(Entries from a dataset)
╭──

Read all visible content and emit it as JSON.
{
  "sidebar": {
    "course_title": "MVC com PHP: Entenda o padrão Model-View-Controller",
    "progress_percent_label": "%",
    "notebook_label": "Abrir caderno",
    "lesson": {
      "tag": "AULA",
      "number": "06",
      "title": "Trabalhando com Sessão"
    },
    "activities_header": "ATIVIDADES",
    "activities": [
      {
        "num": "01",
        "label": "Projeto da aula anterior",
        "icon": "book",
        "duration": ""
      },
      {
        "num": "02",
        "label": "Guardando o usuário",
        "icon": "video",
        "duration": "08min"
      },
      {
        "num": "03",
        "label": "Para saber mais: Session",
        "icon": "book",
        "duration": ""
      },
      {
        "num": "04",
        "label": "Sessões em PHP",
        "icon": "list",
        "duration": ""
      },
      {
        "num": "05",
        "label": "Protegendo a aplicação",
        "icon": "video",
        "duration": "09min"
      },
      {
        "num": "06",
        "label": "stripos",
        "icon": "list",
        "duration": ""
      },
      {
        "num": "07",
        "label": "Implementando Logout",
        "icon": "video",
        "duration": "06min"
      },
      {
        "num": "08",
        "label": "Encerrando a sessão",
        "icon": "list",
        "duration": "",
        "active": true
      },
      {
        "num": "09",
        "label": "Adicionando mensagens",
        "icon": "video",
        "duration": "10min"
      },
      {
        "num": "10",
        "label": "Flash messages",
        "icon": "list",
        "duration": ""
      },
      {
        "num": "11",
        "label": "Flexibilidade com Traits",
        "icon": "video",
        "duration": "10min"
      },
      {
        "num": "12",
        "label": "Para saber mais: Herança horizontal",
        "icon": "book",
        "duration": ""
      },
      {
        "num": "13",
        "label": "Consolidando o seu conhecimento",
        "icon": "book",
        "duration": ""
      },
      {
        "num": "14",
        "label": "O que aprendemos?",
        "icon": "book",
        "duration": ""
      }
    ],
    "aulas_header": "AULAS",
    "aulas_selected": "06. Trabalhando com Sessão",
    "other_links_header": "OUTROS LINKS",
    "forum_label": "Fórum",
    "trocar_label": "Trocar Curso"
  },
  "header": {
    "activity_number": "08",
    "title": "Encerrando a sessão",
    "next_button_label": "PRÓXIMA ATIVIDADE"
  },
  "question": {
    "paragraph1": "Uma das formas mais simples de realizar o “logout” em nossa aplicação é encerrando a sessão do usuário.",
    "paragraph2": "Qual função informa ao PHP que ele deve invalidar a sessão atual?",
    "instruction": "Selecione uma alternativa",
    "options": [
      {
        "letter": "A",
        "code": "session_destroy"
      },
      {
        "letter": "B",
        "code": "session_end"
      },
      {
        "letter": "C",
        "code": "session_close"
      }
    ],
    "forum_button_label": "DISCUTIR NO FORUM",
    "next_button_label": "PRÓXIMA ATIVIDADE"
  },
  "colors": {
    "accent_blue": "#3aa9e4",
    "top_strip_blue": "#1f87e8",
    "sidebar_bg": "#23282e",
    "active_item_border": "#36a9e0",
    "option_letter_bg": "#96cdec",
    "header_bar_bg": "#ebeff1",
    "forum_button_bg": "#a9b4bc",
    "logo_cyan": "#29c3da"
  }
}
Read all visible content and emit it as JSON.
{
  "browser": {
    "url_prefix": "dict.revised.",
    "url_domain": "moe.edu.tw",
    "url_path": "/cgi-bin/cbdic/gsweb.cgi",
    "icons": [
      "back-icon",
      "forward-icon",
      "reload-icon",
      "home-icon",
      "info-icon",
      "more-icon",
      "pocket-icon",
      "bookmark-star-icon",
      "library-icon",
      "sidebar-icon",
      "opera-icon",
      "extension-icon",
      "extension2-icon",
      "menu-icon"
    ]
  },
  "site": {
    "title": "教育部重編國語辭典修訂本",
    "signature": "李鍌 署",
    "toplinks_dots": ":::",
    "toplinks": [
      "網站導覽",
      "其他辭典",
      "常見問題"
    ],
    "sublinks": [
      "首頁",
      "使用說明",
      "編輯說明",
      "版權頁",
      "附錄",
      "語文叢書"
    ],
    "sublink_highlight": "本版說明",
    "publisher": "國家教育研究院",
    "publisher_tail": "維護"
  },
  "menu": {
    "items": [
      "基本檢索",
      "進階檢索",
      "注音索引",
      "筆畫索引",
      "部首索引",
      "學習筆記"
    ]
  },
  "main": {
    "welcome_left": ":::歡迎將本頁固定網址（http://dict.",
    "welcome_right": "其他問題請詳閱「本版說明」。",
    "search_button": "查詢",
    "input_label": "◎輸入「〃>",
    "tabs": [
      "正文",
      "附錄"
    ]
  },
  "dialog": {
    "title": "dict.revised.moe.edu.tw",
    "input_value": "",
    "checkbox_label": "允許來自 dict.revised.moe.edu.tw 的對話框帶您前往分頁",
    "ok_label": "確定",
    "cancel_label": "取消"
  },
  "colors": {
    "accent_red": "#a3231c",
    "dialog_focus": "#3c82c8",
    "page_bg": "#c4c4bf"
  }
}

╰──

(Stated exercise) Give back the whole listing, word for word.

(Result of the exercise)
Read all visible content and emit it as JSON.
{
  "sidebar": {
    "course_title": "MVC com PHP: Entenda o padrão Model-View-Controller",
    "progress_percent_label": "%",
    "notebook_label": "Abrir caderno",
    "lesson": {
      "tag": "AULA",
      "number": "06",
      "title": "Trabalhando com Sessão"
    },
    "activities_header": "ATIVIDADES",
    "activities": [
      {
        "num": "01",
        "label": "Projeto da aula anterior",
        "icon": "book",
        "duration": ""
      },
      {
        "num": "02",
        "label": "Guardando o usuário",
        "icon": "video",
        "duration": "08min"
      },
      {
        "num": "03",
        "label": "Para saber mais: Session",
        "icon": "book",
        "duration": ""
      },
      {
        "num": "04",
        "label": "Sessões em PHP",
        "icon": "list",
        "duration": ""
      },
      {
        "num": "05",
        "label": "Protegendo a aplicação",
        "icon": "video",
        "duration": "09min"
      },
      {
        "num": "06",
        "label": "stripos",
        "icon": "list",
        "duration": ""
      },
      {
        "num": "07",
        "label": "Implementando Logout",
        "icon": "video",
        "duration": "06min"
      },
      {
        "num": "08",
        "label": "Encerrando a sessão",
        "icon": "list",
        "duration": "",
        "active": true
      },
      {
        "num": "09",
        "label": "Adicionando mensagens",
        "icon": "video",
        "duration": "10min"
      },
      {
        "num": "10",
        "label": "Flash messages",
        "icon": "list",
        "duration": ""
      },
      {
        "num": "11",
        "label": "Flexibilidade com Traits",
        "icon": "video",
        "duration": "10min"
      },
      {
        "num": "12",
        "label": "Para saber mais: Herança horizontal",
        "icon": "book",
        "duration": ""
      },
      {
        "num": "13",
        "label": "Consolidando o seu conhecimento",
        "icon": "book",
        "duration": ""
      },
      {
        "num": "14",
        "label": "O que aprendemos?",
        "icon": "book",
        "duration": ""
      }
    ],
    "aulas_header": "AULAS",
    "aulas_selected": "06. Trabalhando com Sessão",
    "other_links_header": "OUTROS LINKS",
    "forum_label": "Fórum",
    "trocar_label": "Trocar Curso"
  },
  "header": {
    "activity_number": "08",
    "title": "Encerrando a sessão",
    "next_button_label": "PRÓXIMA ATIVIDADE"
  },
  "question": {
    "paragraph1": "Uma das formas mais simples de realizar o “logout” em nossa aplicação é encerrando a sessão do usuário.",
    "paragraph2": "Qual função informa ao PHP que ele deve invalidar a sessão atual?",
    "instruction": "Selecione uma alternativa",
    "options": [
      {
        "letter": "A",
        "code": "session_destroy"
      },
      {
        "letter": "B",
        "code": "session_end"
      },
      {
        "letter": "C",
        "code": "session_close"
      }
    ],
    "forum_button_label": "DISCUTIR NO FORUM",
    "next_button_label": "PRÓXIMA ATIVIDADE"
  },
  "colors": {
    "accent_blue": "#3aa9e4",
    "top_strip_blue": "#1f87e8",
    "sidebar_bg": "#23282e",
    "active_item_border": "#36a9e0",
    "option_letter_bg": "#96cdec",
    "header_bar_bg": "#ebeff1",
    "forum_button_bg": "#a9b4bc",
    "logo_cyan": "#29c3da"
  }
}
Read all visible content and emit it as JSON.
{
  "browser": {
    "url_prefix": "dict.revised.",
    "url_domain": "moe.edu.tw",
    "url_path": "/cgi-bin/cbdic/gsweb.cgi",
    "icons": [
      "back-icon",
      "forward-icon",
      "reload-icon",
      "home-icon",
      "info-icon",
      "more-icon",
      "pocket-icon",
      "bookmark-star-icon",
      "library-icon",
      "sidebar-icon",
      "opera-icon",
      "extension-icon",
      "extension2-icon",
      "menu-icon"
    ]
  },
  "site": {
    "title": "教育部重編國語辭典修訂本",
    "signature": "李鍌 署",
    "toplinks_dots": ":::",
    "toplinks": [
      "網站導覽",
      "其他辭典",
      "常見問題"
    ],
    "sublinks": [
      "首頁",
      "使用說明",
      "編輯說明",
      "版權頁",
      "附錄",
      "語文叢書"
    ],
    "sublink_highlight": "本版說明",
    "publisher": "國家教育研究院",
    "publisher_tail": "維護"
  },
  "menu": {
    "items": [
      "基本檢索",
      "進階檢索",
      "注音索引",
      "筆畫索引",
      "部首索引",
      "學習筆記"
    ]
  },
  "main": {
    "welcome_left": ":::歡迎將本頁固定網址（http://dict.",
    "welcome_right": "其他問題請詳閱「本版說明」。",
    "search_button": "查詢",
    "input_label": "◎輸入「〃>",
    "tabs": [
      "正文",
      "附錄"
    ]
  },
  "dialog": {
    "title": "dict.revised.moe.edu.tw",
    "input_value": "",
    "checkbox_label": "允許來自 dict.revised.moe.edu.tw 的對話框帶您前往分頁",
    "ok_label": "確定",
    "cancel_label": "取消"
  },
  "colors": {
    "accent_red": "#a3231c",
    "dialog_focus": "#3c82c8",
    "page_bg": "#c4c4bf"
  }
}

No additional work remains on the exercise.